[Data entries]
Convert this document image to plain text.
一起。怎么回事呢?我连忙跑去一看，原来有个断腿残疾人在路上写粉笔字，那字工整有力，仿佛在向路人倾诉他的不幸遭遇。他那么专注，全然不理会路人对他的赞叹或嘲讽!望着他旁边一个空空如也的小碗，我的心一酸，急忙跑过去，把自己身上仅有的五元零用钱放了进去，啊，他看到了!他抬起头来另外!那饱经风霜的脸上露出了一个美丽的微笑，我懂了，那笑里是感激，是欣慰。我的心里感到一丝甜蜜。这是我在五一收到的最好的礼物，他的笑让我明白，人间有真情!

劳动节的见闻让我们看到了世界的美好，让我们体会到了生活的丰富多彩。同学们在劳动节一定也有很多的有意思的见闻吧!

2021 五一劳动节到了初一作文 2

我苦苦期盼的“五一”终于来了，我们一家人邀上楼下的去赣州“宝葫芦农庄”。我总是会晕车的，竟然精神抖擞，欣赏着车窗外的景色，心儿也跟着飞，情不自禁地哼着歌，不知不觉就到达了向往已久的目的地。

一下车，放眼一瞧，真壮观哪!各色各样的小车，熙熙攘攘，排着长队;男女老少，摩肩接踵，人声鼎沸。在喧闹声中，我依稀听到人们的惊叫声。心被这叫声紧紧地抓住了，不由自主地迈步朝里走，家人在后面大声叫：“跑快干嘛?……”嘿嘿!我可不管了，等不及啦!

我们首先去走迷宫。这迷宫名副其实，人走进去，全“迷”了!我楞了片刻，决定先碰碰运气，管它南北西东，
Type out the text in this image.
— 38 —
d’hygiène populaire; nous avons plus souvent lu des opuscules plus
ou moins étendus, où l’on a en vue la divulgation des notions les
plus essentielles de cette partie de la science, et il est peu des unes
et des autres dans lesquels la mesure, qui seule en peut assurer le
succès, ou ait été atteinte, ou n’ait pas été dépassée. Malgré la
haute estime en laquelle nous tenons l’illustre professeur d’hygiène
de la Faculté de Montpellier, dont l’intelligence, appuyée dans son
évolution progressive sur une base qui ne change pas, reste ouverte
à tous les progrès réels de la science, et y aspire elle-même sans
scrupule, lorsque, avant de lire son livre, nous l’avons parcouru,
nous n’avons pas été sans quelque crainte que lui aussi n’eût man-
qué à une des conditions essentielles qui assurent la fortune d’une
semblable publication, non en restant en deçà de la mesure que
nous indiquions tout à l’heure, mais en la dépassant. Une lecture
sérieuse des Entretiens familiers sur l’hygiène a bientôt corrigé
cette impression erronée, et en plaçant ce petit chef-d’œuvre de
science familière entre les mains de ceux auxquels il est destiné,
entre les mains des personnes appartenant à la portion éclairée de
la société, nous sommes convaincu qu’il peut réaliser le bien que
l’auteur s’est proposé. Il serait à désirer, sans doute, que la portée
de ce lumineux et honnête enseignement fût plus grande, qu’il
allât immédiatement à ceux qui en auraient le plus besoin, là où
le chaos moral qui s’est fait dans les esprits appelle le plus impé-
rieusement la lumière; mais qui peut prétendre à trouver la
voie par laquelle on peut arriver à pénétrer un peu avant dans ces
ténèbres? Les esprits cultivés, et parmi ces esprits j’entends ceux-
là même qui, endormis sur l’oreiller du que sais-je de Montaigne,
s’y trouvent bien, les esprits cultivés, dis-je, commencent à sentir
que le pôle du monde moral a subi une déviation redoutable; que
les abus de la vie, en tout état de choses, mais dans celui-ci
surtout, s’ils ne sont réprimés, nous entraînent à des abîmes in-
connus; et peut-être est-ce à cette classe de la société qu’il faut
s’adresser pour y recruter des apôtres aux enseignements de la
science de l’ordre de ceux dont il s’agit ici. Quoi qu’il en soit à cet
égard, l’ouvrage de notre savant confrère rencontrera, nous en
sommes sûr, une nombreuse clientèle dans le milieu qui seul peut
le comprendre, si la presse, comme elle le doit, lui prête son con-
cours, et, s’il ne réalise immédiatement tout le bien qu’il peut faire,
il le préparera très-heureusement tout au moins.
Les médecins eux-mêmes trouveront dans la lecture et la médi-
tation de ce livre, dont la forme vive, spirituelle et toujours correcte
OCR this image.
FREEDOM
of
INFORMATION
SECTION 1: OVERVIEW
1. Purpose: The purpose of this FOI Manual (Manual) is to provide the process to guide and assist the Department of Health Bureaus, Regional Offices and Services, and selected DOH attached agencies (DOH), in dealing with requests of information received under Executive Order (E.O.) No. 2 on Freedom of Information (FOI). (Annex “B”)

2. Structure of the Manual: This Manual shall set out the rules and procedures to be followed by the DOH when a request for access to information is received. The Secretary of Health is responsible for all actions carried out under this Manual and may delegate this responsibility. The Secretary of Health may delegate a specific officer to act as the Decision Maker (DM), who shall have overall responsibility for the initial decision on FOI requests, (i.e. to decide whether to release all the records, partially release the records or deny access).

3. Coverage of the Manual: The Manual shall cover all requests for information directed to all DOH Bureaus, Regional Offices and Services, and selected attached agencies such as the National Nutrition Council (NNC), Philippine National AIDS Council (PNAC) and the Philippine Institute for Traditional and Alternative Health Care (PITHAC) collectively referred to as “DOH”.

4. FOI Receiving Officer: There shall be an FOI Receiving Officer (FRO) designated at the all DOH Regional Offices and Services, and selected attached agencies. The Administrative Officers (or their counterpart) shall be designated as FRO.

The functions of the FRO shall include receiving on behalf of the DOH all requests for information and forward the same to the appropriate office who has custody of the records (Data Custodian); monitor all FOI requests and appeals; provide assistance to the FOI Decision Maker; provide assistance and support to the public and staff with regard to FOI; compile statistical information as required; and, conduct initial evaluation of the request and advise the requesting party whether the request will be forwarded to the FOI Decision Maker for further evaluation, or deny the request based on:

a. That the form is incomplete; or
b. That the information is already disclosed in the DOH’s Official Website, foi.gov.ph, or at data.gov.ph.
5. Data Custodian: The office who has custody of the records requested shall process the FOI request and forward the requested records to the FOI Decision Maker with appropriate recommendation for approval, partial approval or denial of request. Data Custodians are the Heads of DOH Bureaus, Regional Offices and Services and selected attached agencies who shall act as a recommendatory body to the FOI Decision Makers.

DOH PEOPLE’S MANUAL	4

▶ **What you have to do**
Look through the entries and find each line that has the string "Custodian". Copy those lines.

▶ **Task answer**
The functions of the FRO shall include receiving on behalf of the DOH all requests for information and forward the same to the appropriate office who has custody of the records (Data Custodian); monitor all FOI requests and appeals; provide assistance to the FOI Decision Maker; provide assistance and support to the public and staff with regard to FOI; compile statistical information as required; and, conduct initial evaluation of the request and advise the requesting party whether the request will be forwarded to the FOI Decision Maker for further evaluation, or deny the request based on:
5. Data Custodian: The office who has custody of the records requested shall process the FOI request and forward the requested records to the FOI Decision Maker with appropriate recommendation for approval, partial approval or denial of request. Data Custodians are the Heads of DOH Bureaus, Regional Offices and Services and selected attached agencies who shall act as a recommendatory body to the FOI Decision Makers.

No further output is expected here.